(Extracted records)

━━━━

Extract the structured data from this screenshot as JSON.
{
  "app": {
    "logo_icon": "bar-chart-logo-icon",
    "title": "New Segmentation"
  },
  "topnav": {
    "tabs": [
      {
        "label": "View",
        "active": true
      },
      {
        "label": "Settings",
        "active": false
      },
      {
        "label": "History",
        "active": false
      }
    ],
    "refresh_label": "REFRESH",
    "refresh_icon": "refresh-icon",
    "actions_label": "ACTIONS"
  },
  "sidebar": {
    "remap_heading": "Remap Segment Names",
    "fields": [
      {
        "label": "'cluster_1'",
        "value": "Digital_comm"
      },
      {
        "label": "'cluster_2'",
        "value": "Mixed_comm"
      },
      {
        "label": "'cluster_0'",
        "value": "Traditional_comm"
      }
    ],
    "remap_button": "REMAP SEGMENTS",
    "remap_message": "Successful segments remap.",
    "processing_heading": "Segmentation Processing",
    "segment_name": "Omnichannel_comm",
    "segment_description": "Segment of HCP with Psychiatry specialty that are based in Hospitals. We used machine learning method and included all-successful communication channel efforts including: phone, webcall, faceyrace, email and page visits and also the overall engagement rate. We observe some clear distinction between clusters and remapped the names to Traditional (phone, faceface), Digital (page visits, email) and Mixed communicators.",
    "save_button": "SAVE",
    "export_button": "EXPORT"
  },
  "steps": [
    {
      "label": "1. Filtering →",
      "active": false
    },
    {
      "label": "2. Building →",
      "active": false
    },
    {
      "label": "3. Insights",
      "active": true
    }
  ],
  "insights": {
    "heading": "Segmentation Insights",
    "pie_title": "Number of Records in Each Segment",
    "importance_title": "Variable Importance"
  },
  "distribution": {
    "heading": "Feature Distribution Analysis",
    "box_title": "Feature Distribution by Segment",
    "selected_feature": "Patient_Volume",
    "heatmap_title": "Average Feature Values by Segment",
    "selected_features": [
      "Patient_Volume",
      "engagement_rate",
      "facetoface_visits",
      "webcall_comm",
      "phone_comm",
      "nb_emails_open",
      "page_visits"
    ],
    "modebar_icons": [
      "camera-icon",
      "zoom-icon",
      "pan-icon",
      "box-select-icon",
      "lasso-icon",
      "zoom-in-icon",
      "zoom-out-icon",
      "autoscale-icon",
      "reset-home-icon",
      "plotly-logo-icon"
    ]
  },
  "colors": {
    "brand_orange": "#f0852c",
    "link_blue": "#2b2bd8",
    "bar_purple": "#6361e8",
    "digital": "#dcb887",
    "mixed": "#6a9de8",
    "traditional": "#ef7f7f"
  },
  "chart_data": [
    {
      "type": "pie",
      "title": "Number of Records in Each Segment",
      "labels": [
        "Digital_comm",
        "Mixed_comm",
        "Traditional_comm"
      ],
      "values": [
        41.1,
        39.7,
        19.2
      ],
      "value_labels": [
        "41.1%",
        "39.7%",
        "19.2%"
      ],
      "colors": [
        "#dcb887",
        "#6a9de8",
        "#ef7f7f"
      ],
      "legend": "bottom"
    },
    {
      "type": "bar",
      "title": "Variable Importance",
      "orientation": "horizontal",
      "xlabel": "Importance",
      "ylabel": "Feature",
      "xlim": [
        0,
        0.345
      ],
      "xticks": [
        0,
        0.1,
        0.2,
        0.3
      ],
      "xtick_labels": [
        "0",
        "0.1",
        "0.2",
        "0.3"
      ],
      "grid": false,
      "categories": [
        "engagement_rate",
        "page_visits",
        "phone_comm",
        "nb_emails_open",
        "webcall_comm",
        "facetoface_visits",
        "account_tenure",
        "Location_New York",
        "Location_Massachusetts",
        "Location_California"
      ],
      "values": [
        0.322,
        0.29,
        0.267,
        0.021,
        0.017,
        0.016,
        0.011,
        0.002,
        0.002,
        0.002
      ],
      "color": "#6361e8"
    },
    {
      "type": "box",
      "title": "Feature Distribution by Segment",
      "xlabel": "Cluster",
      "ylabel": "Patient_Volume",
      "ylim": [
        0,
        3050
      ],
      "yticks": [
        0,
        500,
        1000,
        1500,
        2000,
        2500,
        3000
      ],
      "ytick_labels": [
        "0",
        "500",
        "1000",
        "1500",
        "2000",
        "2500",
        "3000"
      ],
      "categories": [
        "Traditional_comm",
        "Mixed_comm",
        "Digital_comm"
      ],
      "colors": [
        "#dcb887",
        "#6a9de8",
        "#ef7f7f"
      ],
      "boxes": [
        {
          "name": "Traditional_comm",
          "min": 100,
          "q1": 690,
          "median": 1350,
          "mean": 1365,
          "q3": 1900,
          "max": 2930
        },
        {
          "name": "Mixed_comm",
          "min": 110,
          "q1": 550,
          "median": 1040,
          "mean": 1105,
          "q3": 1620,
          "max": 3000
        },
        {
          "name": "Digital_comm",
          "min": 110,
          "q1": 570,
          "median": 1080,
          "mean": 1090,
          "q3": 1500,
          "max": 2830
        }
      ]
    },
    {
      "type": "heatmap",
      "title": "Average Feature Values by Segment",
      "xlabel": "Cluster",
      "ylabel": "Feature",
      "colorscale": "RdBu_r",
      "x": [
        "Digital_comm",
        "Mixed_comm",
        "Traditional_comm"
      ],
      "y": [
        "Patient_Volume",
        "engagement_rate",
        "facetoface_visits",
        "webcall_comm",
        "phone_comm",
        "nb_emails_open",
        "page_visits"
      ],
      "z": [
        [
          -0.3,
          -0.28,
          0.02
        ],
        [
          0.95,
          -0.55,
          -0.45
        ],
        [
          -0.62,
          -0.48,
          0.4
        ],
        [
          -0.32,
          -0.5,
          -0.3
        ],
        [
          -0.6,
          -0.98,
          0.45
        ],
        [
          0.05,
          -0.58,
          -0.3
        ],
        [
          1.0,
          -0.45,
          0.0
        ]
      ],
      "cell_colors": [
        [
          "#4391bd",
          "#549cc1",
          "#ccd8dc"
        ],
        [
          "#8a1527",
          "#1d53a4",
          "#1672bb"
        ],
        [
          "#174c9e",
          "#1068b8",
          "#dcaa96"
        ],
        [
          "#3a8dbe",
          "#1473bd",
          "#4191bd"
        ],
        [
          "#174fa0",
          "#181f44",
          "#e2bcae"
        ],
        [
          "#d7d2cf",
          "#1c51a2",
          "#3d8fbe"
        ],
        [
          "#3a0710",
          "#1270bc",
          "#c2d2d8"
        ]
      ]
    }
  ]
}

━━━━

◆ AIM OF THE TASK
Give the entries again in full, exactly as they are written.

◆ SOLUTION TO THIS PROBLEM
Extract the structured data from this screenshot as JSON.
{
  "app": {
    "logo_icon": "bar-chart-logo-icon",
    "title": "New Segmentation"
  },
  "topnav": {
    "tabs": [
      {
        "label": "View",
        "active": true
      },
      {
        "label": "Settings",
        "active": false
      },
      {
        "label": "History",
        "active": false
      }
    ],
    "refresh_label": "REFRESH",
    "refresh_icon": "refresh-icon",
    "actions_label": "ACTIONS"
  },
  "sidebar": {
    "remap_heading": "Remap Segment Names",
    "fields": [
      {
        "label": "'cluster_1'",
        "value": "Digital_comm"
      },
      {
        "label": "'cluster_2'",
        "value": "Mixed_comm"
      },
      {
        "label": "'cluster_0'",
        "value": "Traditional_comm"
      }
    ],
    "remap_button": "REMAP SEGMENTS",
    "remap_message": "Successful segments remap.",
    "processing_heading": "Segmentation Processing",
    "segment_name": "Omnichannel_comm",
    "segment_description": "Segment of HCP with Psychiatry specialty that are based in Hospitals. We used machine learning method and included all-successful communication channel efforts including: phone, webcall, faceyrace, email and page visits and also the overall engagement rate. We observe some clear distinction between clusters and remapped the names to Traditional (phone, faceface), Digital (page visits, email) and Mixed communicators.",
    "save_button": "SAVE",
    "export_button": "EXPORT"
  },
  "steps": [
    {
      "label": "1. Filtering →",
      "active": false
    },
    {
      "label": "2. Building →",
      "active": false
    },
    {
      "label": "3. Insights",
      "active": true
    }
  ],
  "insights": {
    "heading": "Segmentation Insights",
    "pie_title": "Number of Records in Each Segment",
    "importance_title": "Variable Importance"
  },
  "distribution": {
    "heading": "Feature Distribution Analysis",
    "box_title": "Feature Distribution by Segment",
    "selected_feature": "Patient_Volume",
    "heatmap_title": "Average Feature Values by Segment",
    "selected_features": [
      "Patient_Volume",
      "engagement_rate",
      "facetoface_visits",
      "webcall_comm",
      "phone_comm",
      "nb_emails_open",
      "page_visits"
    ],
    "modebar_icons": [
      "camera-icon",
      "zoom-icon",
      "pan-icon",
      "box-select-icon",
      "lasso-icon",
      "zoom-in-icon",
      "zoom-out-icon",
      "autoscale-icon",
      "reset-home-icon",
      "plotly-logo-icon"
    ]
  },
  "colors": {
    "brand_orange": "#f0852c",
    "link_blue": "#2b2bd8",
    "bar_purple": "#6361e8",
    "digital": "#dcb887",
    "mixed": "#6a9de8",
    "traditional": "#ef7f7f"
  },
  "chart_data": [
    {
      "type": "pie",
      "title": "Number of Records in Each Segment",
      "labels": [
        "Digital_comm",
        "Mixed_comm",
        "Traditional_comm"
      ],
      "values": [
        41.1,
        39.7,
        19.2
      ],
      "value_labels": [
        "41.1%",
        "39.7%",
        "19.2%"
      ],
      "colors": [
        "#dcb887",
        "#6a9de8",
        "#ef7f7f"
      ],
      "legend": "bottom"
    },
    {
      "type": "bar",
      "title": "Variable Importance",
      "orientation": "horizontal",
      "xlabel": "Importance",
      "ylabel": "Feature",
      "xlim": [
        0,
        0.345
      ],
      "xticks": [
        0,
        0.1,
        0.2,
        0.3
      ],
      "xtick_labels": [
        "0",
        "0.1",
        "0.2",
        "0.3"
      ],
      "grid": false,
      "categories": [
        "engagement_rate",
        "page_visits",
        "phone_comm",
        "nb_emails_open",
        "webcall_comm",
        "facetoface_visits",
        "account_tenure",
        "Location_New York",
        "Location_Massachusetts",
        "Location_California"
      ],
      "values": [
        0.322,
        0.29,
        0.267,
        0.021,
        0.017,
        0.016,
        0.011,
        0.002,
        0.002,
        0.002
      ],
      "color": "#6361e8"
    },
    {
      "type": "box",
      "title": "Feature Distribution by Segment",
      "xlabel": "Cluster",
      "ylabel": "Patient_Volume",
      "ylim": [
        0,
        3050
      ],
      "yticks": [
        0,
        500,
        1000,
        1500,
        2000,
        2500,
        3000
      ],
      "ytick_labels": [
        "0",
        "500",
        "1000",
        "1500",
        "2000",
        "2500",
        "3000"
      ],
      "categories": [
        "Traditional_comm",
        "Mixed_comm",
        "Digital_comm"
      ],
      "colors": [
        "#dcb887",
        "#6a9de8",
        "#ef7f7f"
      ],
      "boxes": [
        {
          "name": "Traditional_comm",
          "min": 100,
          "q1": 690,
          "median": 1350,
          "mean": 1365,
          "q3": 1900,
          "max": 2930
        },
        {
          "name": "Mixed_comm",
          "min": 110,
          "q1": 550,
          "median": 1040,
          "mean": 1105,
          "q3": 1620,
          "max": 3000
        },
        {
          "name": "Digital_comm",
          "min": 110,
          "q1": 570,
          "median": 1080,
          "mean": 1090,
          "q3": 1500,
          "max": 2830
        }
      ]
    },
    {
      "type": "heatmap",
      "title": "Average Feature Values by Segment",
      "xlabel": "Cluster",
      "ylabel": "Feature",
      "colorscale": "RdBu_r",
      "x": [
        "Digital_comm",
        "Mixed_comm",
        "Traditional_comm"
      ],
      "y": [
        "Patient_Volume",
        "engagement_rate",
        "facetoface_visits",
        "webcall_comm",
        "phone_comm",
        "nb_emails_open",
        "page_visits"
      ],
      "z": [
        [
          -0.3,
          -0.28,
          0.02
        ],
        [
          0.95,
          -0.55,
          -0.45
        ],
        [
          -0.62,
          -0.48,
          0.4
        ],
        [
          -0.32,
          -0.5,
          -0.3
        ],
        [
          -0.6,
          -0.98,
          0.45
        ],
        [
          0.05,
          -0.58,
          -0.3
        ],
        [
          1.0,
          -0.45,
          0.0
        ]
      ],
      "cell_colors": [
        [
          "#4391bd",
          "#549cc1",
          "#ccd8dc"
        ],
        [
          "#8a1527",
          "#1d53a4",
          "#1672bb"
        ],
        [
          "#174c9e",
          "#1068b8",
          "#dcaa96"
        ],
        [
          "#3a8dbe",
          "#1473bd",
          "#4191bd"
        ],
        [
          "#174fa0",
          "#181f44",
          "#e2bcae"
        ],
        [
          "#d7d2cf",
          "#1c51a2",
          "#3d8fbe"
        ],
        [
          "#3a0710",
          "#1270bc",
          "#c2d2d8"
        ]
      ]
    }
  ]
}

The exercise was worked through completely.